-- Begin Record list --

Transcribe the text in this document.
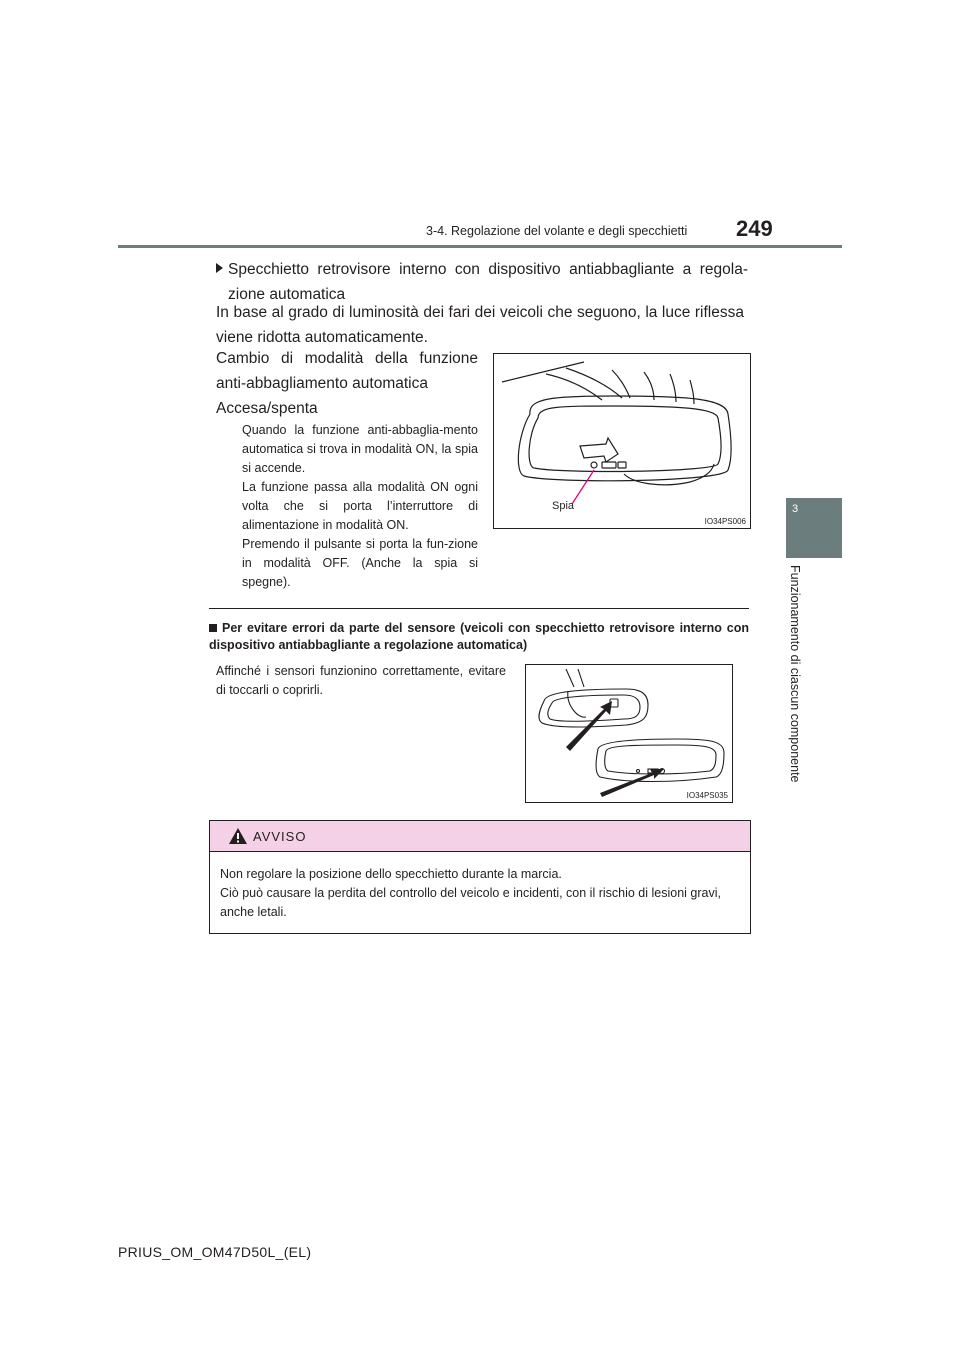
3-4. Regolazione del volante e degli specchietti 249
3
Funzionamento di ciascun componente
Specchietto retrovisore interno con dispositivo antiabbagliante a regola-zione automatica
In base al grado di luminosità dei fari dei veicoli che seguono, la luce riflessa viene ridotta automaticamente.
Cambio di modalità della funzione anti-abbagliamento automatica
Accesa/spenta
Quando la funzione anti-abbaglia-mento automatica si trova in modalità ON, la spia si accende.
La funzione passa alla modalità ON ogni volta che si porta l’interruttore di alimentazione in modalità ON.
Premendo il pulsante si porta la fun-zione in modalità OFF. (Anche la spia si spegne).
Spia
IO34PS006
Per evitare errori da parte del sensore (veicoli con specchietto retrovisore interno con dispositivo antiabbagliante a regolazione automatica)
Affinché i sensori funzionino correttamente, evitare di toccarli o coprirli.
IO34PS035
AVVISO
Non regolare la posizione dello specchietto durante la marcia.
Ciò può causare la perdita del controllo del veicolo e incidenti, con il rischio di lesioni gravi, anche letali.
PRIUS_OM_OM47D50L_(EL)
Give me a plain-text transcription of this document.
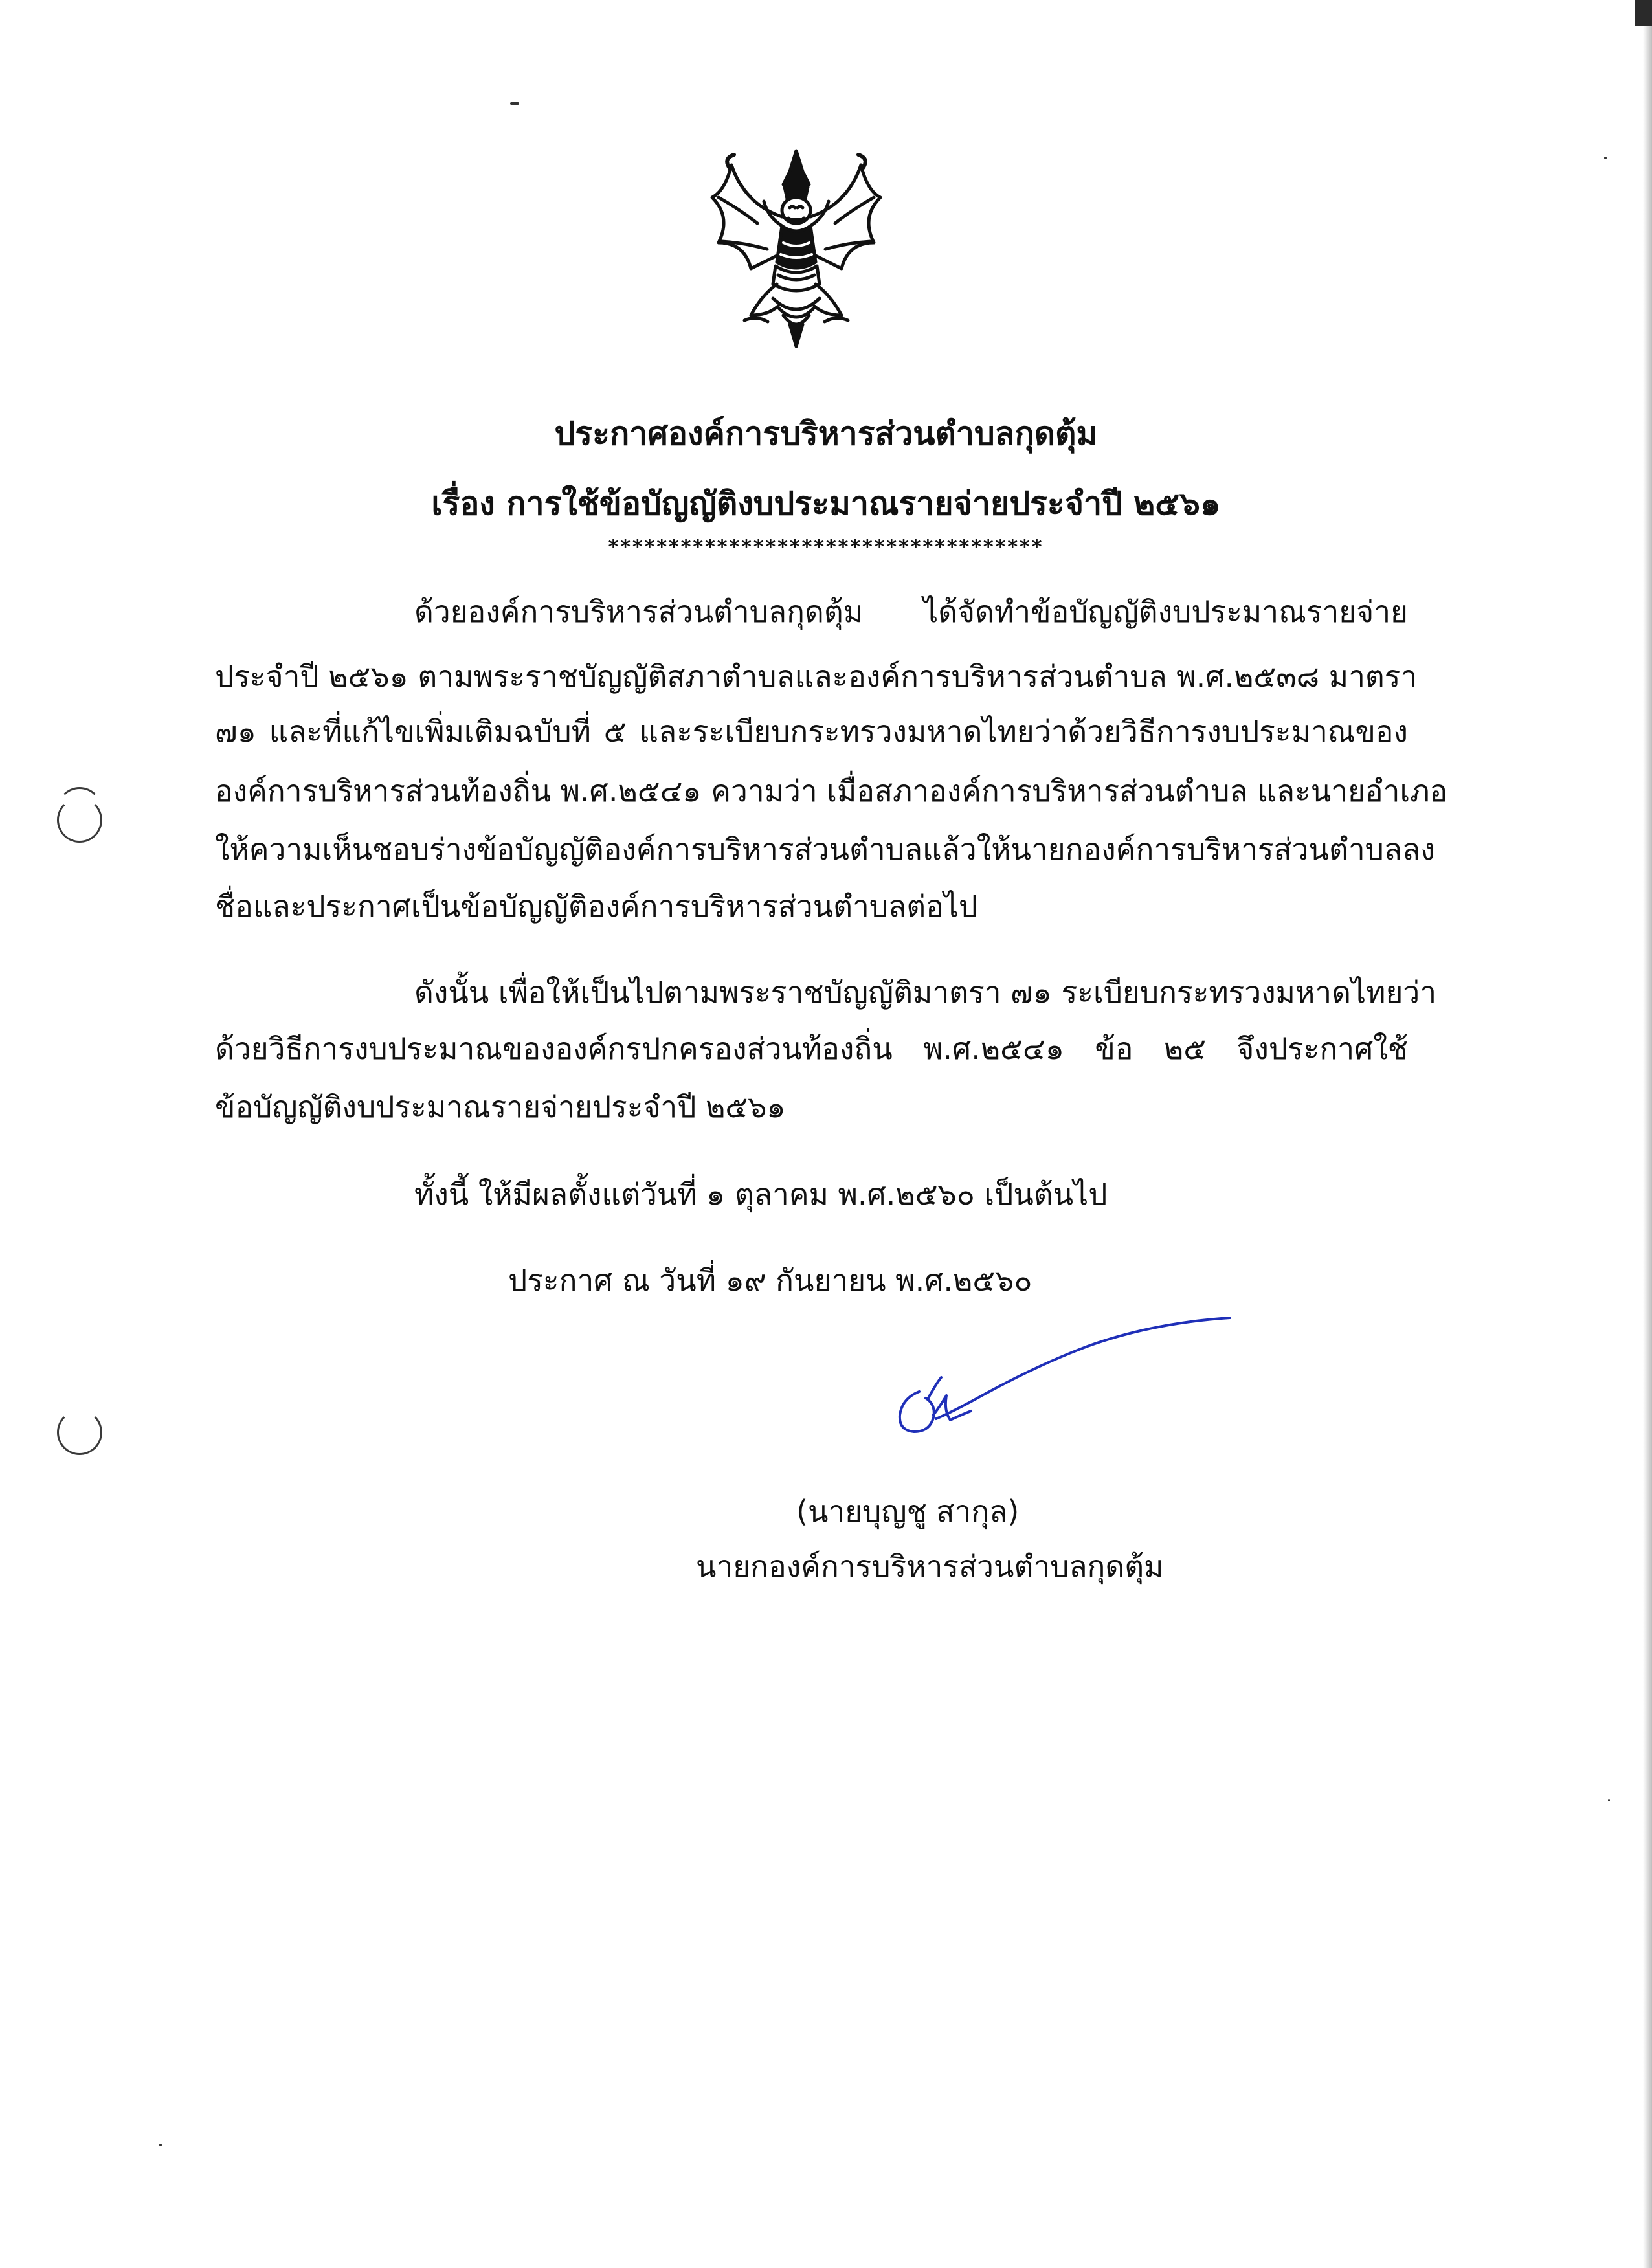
ประกาศองค์การบริหารส่วนตำบลกุดตุ้ม
เรื่อง การใช้ข้อบัญญัติงบประมาณรายจ่ายประจำปี ๒๕๖๑
************************************
ด้วยองค์การบริหารส่วนตำบลกุดตุ้ม ได้จัดทำข้อบัญญัติงบประมาณรายจ่าย
ประจำปี ๒๕๖๑ ตามพระราชบัญญัติสภาตำบลและองค์การบริหารส่วนตำบล พ.ศ.๒๕๓๘ มาตรา
๗๑ และที่แก้ไขเพิ่มเติมฉบับที่ ๕ และระเบียบกระทรวงมหาดไทยว่าด้วยวิธีการงบประมาณของ
องค์การบริหารส่วนท้องถิ่น พ.ศ.๒๕๔๑ ความว่า เมื่อสภาองค์การบริหารส่วนตำบล และนายอำเภอ
ให้ความเห็นชอบร่างข้อบัญญัติองค์การบริหารส่วนตำบลแล้วให้นายกองค์การบริหารส่วนตำบลลง
ชื่อและประกาศเป็นข้อบัญญัติองค์การบริหารส่วนตำบลต่อไป
ดังนั้น เพื่อให้เป็นไปตามพระราชบัญญัติมาตรา ๗๑ ระเบียบกระทรวงมหาดไทยว่า
ด้วยวิธีการงบประมาณขององค์กรปกครองส่วนท้องถิ่น พ.ศ.๒๕๔๑ ข้อ ๒๕ จึงประกาศใช้
ข้อบัญญัติงบประมาณรายจ่ายประจำปี ๒๕๖๑
ทั้งนี้ ให้มีผลตั้งแต่วันที่ ๑ ตุลาคม พ.ศ.๒๕๖๐ เป็นต้นไป
ประกาศ ณ วันที่ ๑๙ กันยายน พ.ศ.๒๕๖๐
(นายบุญชู สากุล)
นายกองค์การบริหารส่วนตำบลกุดตุ้ม
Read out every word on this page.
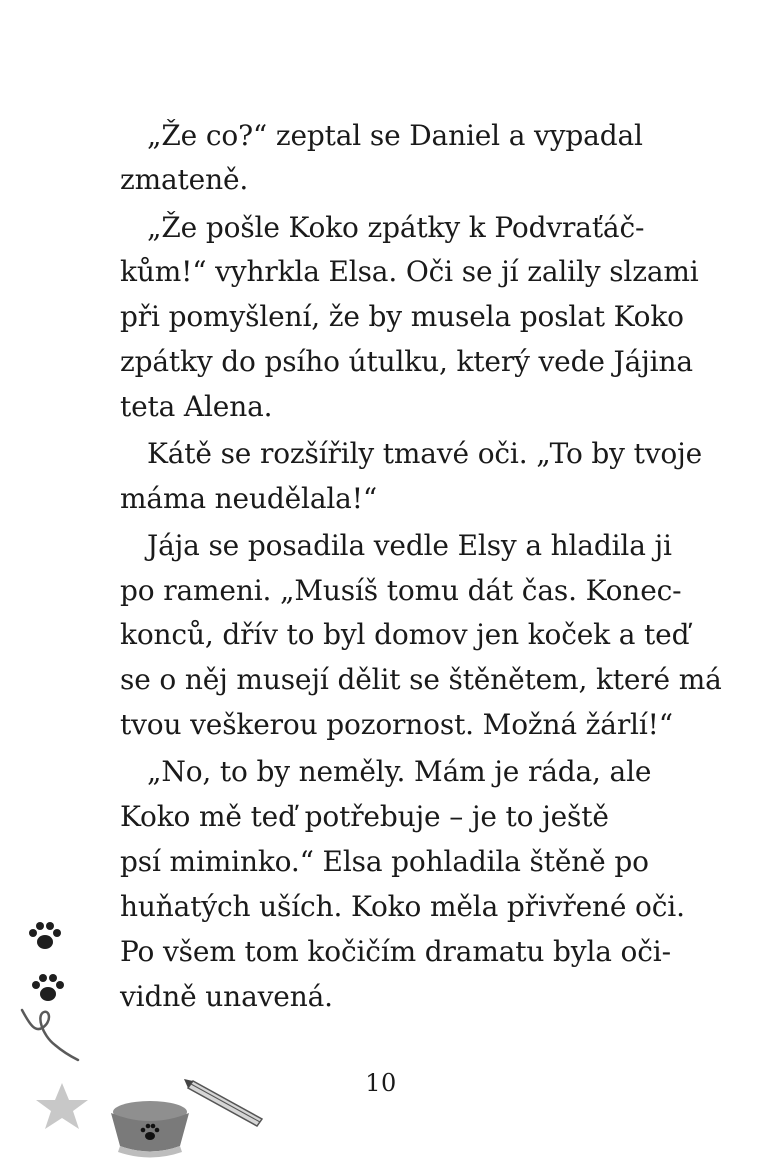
„Že co?“ zeptal se Daniel a vypadal
zmateně.
„Že pošle Koko zpátky k Podvraťáč-
kům!“ vyhrkla Elsa. Oči se jí zalily slzami
při pomyšlení, že by musela poslat Koko
zpátky do psího útulku, který vede Jájina
teta Alena.
Kátě se rozšířily tmavé oči. „To by tvoje
máma neudělala!“
Jája se posadila vedle Elsy a hladila ji
po rameni. „Musíš tomu dát čas. Konec-
konců, dřív to byl domov jen koček a teď
se o něj musejí dělit se štěnětem, které má
tvou veškerou pozornost. Možná žárlí!“
„No, to by neměly. Mám je ráda, ale
Koko mě teď potřebuje – je to ještě
psí miminko.“ Elsa pohladila štěně po
huňatých uších. Koko měla přivřené oči.
Po všem tom kočičím dramatu byla oči-
vidně unavená.
10
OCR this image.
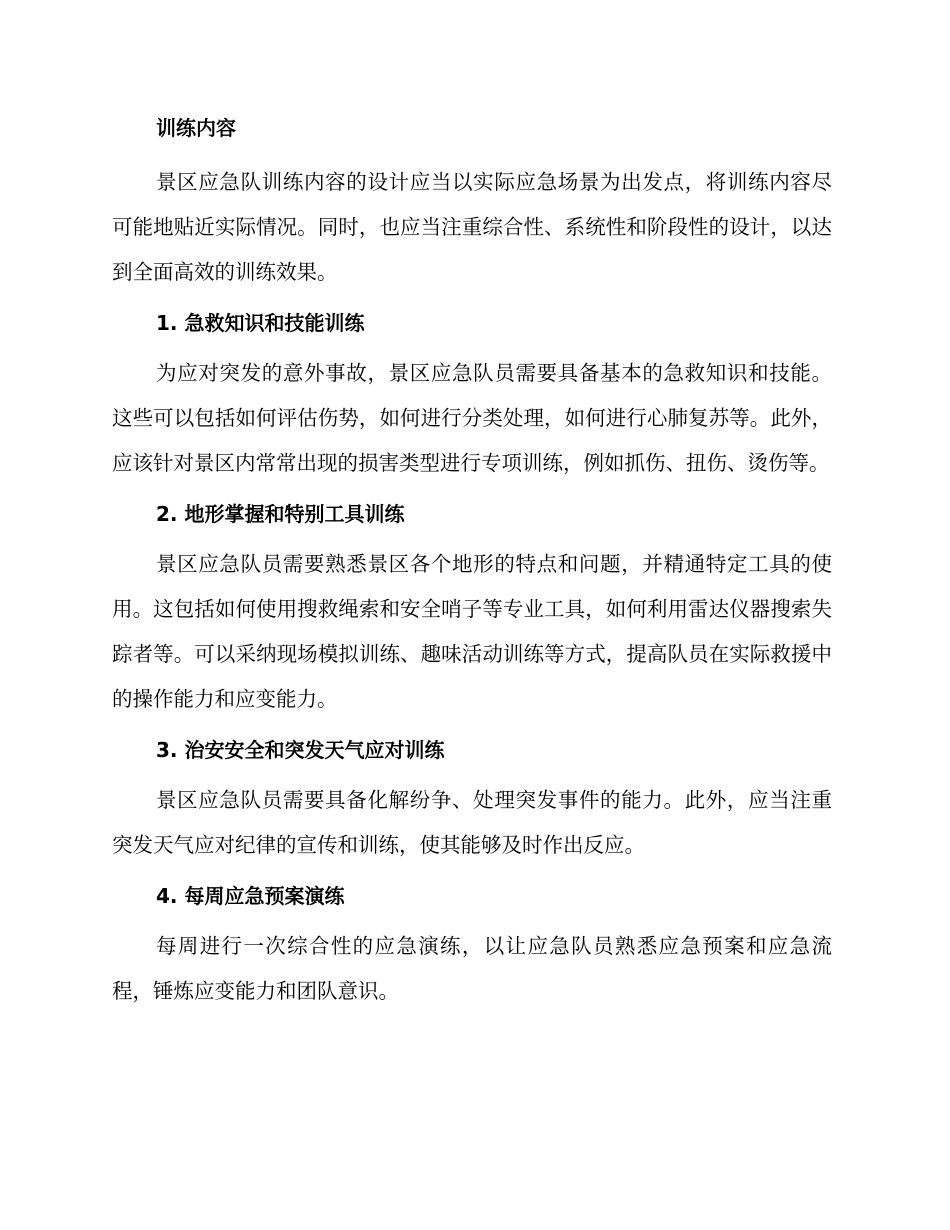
训练内容

景区应急队训练内容的设计应当以实际应急场景为出发点，将训练内容尽可能地贴近实际情况。同时，也应当注重综合性、系统性和阶段性的设计，以达到全面高效的训练效果。

1. 急救知识和技能训练

为应对突发的意外事故，景区应急队员需要具备基本的急救知识和技能。这些可以包括如何评估伤势，如何进行分类处理，如何进行心肺复苏等。此外，应该针对景区内常常出现的损害类型进行专项训练，例如抓伤、扭伤、烫伤等。

2. 地形掌握和特别工具训练

景区应急队员需要熟悉景区各个地形的特点和问题，并精通特定工具的使用。这包括如何使用搜救绳索和安全哨子等专业工具，如何利用雷达仪器搜索失踪者等。可以采纳现场模拟训练、趣味活动训练等方式，提高队员在实际救援中的操作能力和应变能力。

3. 治安安全和突发天气应对训练

景区应急队员需要具备化解纷争、处理突发事件的能力。此外，应当注重突发天气应对纪律的宣传和训练，使其能够及时作出反应。

4. 每周应急预案演练

每周进行一次综合性的应急演练，以让应急队员熟悉应急预案和应急流程，锤炼应变能力和团队意识。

-- End Record list --

Your task is to list each line of the records with the word "retrovisore".

Specchietto retrovisore interno con dispositivo antiabbagliante a regola-zione automatica
Per evitare errori da parte del sensore (veicoli con specchietto retrovisore interno con dispositivo antiabbagliante a regolazione automatica)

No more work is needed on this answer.